**Work instructions**
Return the records exactly as they are.

#####

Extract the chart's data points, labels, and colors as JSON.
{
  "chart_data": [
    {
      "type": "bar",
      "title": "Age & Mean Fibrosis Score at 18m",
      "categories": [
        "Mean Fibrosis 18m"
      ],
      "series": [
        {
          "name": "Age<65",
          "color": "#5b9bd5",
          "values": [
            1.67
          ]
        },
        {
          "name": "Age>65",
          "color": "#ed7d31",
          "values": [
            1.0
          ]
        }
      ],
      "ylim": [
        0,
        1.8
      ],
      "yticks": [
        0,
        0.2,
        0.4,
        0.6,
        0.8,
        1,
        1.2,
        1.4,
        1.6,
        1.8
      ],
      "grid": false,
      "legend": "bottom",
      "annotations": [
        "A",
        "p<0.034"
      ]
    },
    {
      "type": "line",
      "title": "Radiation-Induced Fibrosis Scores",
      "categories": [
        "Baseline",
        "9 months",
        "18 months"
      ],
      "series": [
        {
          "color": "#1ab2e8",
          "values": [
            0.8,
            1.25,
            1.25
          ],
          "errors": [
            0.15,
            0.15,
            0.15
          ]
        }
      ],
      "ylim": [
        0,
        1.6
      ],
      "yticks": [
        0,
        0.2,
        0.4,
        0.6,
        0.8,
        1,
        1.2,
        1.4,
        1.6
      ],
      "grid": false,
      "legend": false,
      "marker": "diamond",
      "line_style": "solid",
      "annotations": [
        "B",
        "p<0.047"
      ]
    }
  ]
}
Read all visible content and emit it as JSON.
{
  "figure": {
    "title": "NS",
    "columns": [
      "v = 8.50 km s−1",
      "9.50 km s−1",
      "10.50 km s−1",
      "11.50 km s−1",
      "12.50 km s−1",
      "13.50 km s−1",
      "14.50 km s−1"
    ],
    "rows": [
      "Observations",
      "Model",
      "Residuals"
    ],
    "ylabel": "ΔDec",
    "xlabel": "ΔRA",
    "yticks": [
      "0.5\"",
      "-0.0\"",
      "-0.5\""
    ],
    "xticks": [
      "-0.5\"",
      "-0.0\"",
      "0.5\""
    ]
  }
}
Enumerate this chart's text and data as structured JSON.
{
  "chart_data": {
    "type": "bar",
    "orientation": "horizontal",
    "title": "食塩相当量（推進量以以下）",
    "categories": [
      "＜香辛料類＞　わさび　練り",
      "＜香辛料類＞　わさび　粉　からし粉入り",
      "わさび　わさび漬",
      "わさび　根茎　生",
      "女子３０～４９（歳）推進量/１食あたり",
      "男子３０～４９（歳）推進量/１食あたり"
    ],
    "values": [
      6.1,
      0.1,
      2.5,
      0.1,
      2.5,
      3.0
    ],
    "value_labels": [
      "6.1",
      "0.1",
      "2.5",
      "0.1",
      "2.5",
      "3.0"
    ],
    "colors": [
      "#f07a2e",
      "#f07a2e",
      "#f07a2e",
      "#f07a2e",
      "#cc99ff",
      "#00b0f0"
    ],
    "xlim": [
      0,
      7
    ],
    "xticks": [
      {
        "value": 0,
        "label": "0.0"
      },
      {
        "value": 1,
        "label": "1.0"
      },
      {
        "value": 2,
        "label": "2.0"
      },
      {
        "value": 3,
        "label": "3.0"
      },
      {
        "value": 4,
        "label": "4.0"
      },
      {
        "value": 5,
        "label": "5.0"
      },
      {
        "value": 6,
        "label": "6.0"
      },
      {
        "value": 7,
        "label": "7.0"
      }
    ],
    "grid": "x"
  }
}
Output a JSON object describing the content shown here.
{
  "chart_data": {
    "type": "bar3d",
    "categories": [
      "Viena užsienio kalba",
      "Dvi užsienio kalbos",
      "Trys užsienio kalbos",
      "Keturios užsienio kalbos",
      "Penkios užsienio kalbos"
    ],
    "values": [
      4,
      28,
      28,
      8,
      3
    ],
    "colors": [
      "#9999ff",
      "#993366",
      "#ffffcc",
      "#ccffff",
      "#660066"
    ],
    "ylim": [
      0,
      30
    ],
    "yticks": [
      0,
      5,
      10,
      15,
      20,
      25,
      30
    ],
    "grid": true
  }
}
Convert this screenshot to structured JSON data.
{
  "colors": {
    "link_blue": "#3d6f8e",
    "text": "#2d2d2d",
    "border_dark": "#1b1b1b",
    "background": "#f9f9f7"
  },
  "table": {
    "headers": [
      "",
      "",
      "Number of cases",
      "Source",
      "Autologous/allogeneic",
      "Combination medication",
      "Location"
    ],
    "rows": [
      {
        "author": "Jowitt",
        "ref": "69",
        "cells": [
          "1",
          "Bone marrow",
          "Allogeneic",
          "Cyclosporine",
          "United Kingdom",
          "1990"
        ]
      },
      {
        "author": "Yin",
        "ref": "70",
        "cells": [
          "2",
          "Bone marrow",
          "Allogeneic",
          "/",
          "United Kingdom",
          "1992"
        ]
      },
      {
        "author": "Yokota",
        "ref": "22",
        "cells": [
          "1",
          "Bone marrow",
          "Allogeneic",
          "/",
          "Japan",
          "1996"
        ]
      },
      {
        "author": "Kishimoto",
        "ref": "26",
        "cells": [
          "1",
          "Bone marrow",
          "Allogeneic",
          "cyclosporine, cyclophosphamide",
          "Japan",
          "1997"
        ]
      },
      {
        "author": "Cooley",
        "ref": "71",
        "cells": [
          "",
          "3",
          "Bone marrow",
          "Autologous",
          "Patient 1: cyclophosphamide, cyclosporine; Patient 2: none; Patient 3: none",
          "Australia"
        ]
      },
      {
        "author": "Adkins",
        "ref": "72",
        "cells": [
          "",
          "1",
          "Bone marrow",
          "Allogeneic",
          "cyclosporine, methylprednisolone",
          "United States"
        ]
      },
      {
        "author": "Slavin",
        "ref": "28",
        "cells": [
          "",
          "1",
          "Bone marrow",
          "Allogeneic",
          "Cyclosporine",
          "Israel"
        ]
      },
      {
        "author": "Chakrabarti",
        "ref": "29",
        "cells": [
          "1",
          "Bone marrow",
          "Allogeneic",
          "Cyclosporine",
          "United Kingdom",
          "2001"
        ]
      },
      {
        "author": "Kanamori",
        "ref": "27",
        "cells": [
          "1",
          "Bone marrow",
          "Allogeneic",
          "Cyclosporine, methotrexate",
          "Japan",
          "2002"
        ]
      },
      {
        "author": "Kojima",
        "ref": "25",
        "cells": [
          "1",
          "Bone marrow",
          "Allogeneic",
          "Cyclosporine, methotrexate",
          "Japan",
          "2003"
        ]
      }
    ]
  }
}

#####

**Worked answer**
Extract the chart's data points, labels, and colors as JSON.
{
  "chart_data": [
    {
      "type": "bar",
      "title": "Age & Mean Fibrosis Score at 18m",
      "categories": [
        "Mean Fibrosis 18m"
      ],
      "series": [
        {
          "name": "Age<65",
          "color": "#5b9bd5",
          "values": [
            1.67
          ]
        },
        {
          "name": "Age>65",
          "color": "#ed7d31",
          "values": [
            1.0
          ]
        }
      ],
      "ylim": [
        0,
        1.8
      ],
      "yticks": [
        0,
        0.2,
        0.4,
        0.6,
        0.8,
        1,
        1.2,
        1.4,
        1.6,
        1.8
      ],
      "grid": false,
      "legend": "bottom",
      "annotations": [
        "A",
        "p<0.034"
      ]
    },
    {
      "type": "line",
      "title": "Radiation-Induced Fibrosis Scores",
      "categories": [
        "Baseline",
        "9 months",
        "18 months"
      ],
      "series": [
        {
          "color": "#1ab2e8",
          "values": [
            0.8,
            1.25,
            1.25
          ],
          "errors": [
            0.15,
            0.15,
            0.15
          ]
        }
      ],
      "ylim": [
        0,
        1.6
      ],
      "yticks": [
        0,
        0.2,
        0.4,
        0.6,
        0.8,
        1,
        1.2,
        1.4,
        1.6
      ],
      "grid": false,
      "legend": false,
      "marker": "diamond",
      "line_style": "solid",
      "annotations": [
        "B",
        "p<0.047"
      ]
    }
  ]
}
Read all visible content and emit it as JSON.
{
  "figure": {
    "title": "NS",
    "columns": [
      "v = 8.50 km s−1",
      "9.50 km s−1",
      "10.50 km s−1",
      "11.50 km s−1",
      "12.50 km s−1",
      "13.50 km s−1",
      "14.50 km s−1"
    ],
    "rows": [
      "Observations",
      "Model",
      "Residuals"
    ],
    "ylabel": "ΔDec",
    "xlabel": "ΔRA",
    "yticks": [
      "0.5\"",
      "-0.0\"",
      "-0.5\""
    ],
    "xticks": [
      "-0.5\"",
      "-0.0\"",
      "0.5\""
    ]
  }
}
Enumerate this chart's text and data as structured JSON.
{
  "chart_data": {
    "type": "bar",
    "orientation": "horizontal",
    "title": "食塩相当量（推進量以以下）",
    "categories": [
      "＜香辛料類＞　わさび　練り",
      "＜香辛料類＞　わさび　粉　からし粉入り",
      "わさび　わさび漬",
      "わさび　根茎　生",
      "女子３０～４９（歳）推進量/１食あたり",
      "男子３０～４９（歳）推進量/１食あたり"
    ],
    "values": [
      6.1,
      0.1,
      2.5,
      0.1,
      2.5,
      3.0
    ],
    "value_labels": [
      "6.1",
      "0.1",
      "2.5",
      "0.1",
      "2.5",
      "3.0"
    ],
    "colors": [
      "#f07a2e",
      "#f07a2e",
      "#f07a2e",
      "#f07a2e",
      "#cc99ff",
      "#00b0f0"
    ],
    "xlim": [
      0,
      7
    ],
    "xticks": [
      {
        "value": 0,
        "label": "0.0"
      },
      {
        "value": 1,
        "label": "1.0"
      },
      {
        "value": 2,
        "label": "2.0"
      },
      {
        "value": 3,
        "label": "3.0"
      },
      {
        "value": 4,
        "label": "4.0"
      },
      {
        "value": 5,
        "label": "5.0"
      },
      {
        "value": 6,
        "label": "6.0"
      },
      {
        "value": 7,
        "label": "7.0"
      }
    ],
    "grid": "x"
  }
}
Output a JSON object describing the content shown here.
{
  "chart_data": {
    "type": "bar3d",
    "categories": [
      "Viena užsienio kalba",
      "Dvi užsienio kalbos",
      "Trys užsienio kalbos",
      "Keturios užsienio kalbos",
      "Penkios užsienio kalbos"
    ],
    "values": [
      4,
      28,
      28,
      8,
      3
    ],
    "colors": [
      "#9999ff",
      "#993366",
      "#ffffcc",
      "#ccffff",
      "#660066"
    ],
    "ylim": [
      0,
      30
    ],
    "yticks": [
      0,
      5,
      10,
      15,
      20,
      25,
      30
    ],
    "grid": true
  }
}
Convert this screenshot to structured JSON data.
{
  "colors": {
    "link_blue": "#3d6f8e",
    "text": "#2d2d2d",
    "border_dark": "#1b1b1b",
    "background": "#f9f9f7"
  },
  "table": {
    "headers": [
      "",
      "",
      "Number of cases",
      "Source",
      "Autologous/allogeneic",
      "Combination medication",
      "Location"
    ],
    "rows": [
      {
        "author": "Jowitt",
        "ref": "69",
        "cells": [
          "1",
          "Bone marrow",
          "Allogeneic",
          "Cyclosporine",
          "United Kingdom",
          "1990"
        ]
      },
      {
        "author": "Yin",
        "ref": "70",
        "cells": [
          "2",
          "Bone marrow",
          "Allogeneic",
          "/",
          "United Kingdom",
          "1992"
        ]
      },
      {
        "author": "Yokota",
        "ref": "22",
        "cells": [
          "1",
          "Bone marrow",
          "Allogeneic",
          "/",
          "Japan",
          "1996"
        ]
      },
      {
        "author": "Kishimoto",
        "ref": "26",
        "cells": [
          "1",
          "Bone marrow",
          "Allogeneic",
          "cyclosporine, cyclophosphamide",
          "Japan",
          "1997"
        ]
      },
      {
        "author": "Cooley",
        "ref": "71",
        "cells": [
          "",
          "3",
          "Bone marrow",
          "Autologous",
          "Patient 1: cyclophosphamide, cyclosporine; Patient 2: none; Patient 3: none",
          "Australia"
        ]
      },
      {
        "author": "Adkins",
        "ref": "72",
        "cells": [
          "",
          "1",
          "Bone marrow",
          "Allogeneic",
          "cyclosporine, methylprednisolone",
          "United States"
        ]
      },
      {
        "author": "Slavin",
        "ref": "28",
        "cells": [
          "",
          "1",
          "Bone marrow",
          "Allogeneic",
          "Cyclosporine",
          "Israel"
        ]
      },
      {
        "author": "Chakrabarti",
        "ref": "29",
        "cells": [
          "1",
          "Bone marrow",
          "Allogeneic",
          "Cyclosporine",
          "United Kingdom",
          "2001"
        ]
      },
      {
        "author": "Kanamori",
        "ref": "27",
        "cells": [
          "1",
          "Bone marrow",
          "Allogeneic",
          "Cyclosporine, methotrexate",
          "Japan",
          "2002"
        ]
      },
      {
        "author": "Kojima",
        "ref": "25",
        "cells": [
          "1",
          "Bone marrow",
          "Allogeneic",
          "Cyclosporine, methotrexate",
          "Japan",
          "2003"
        ]
      }
    ]
  }
}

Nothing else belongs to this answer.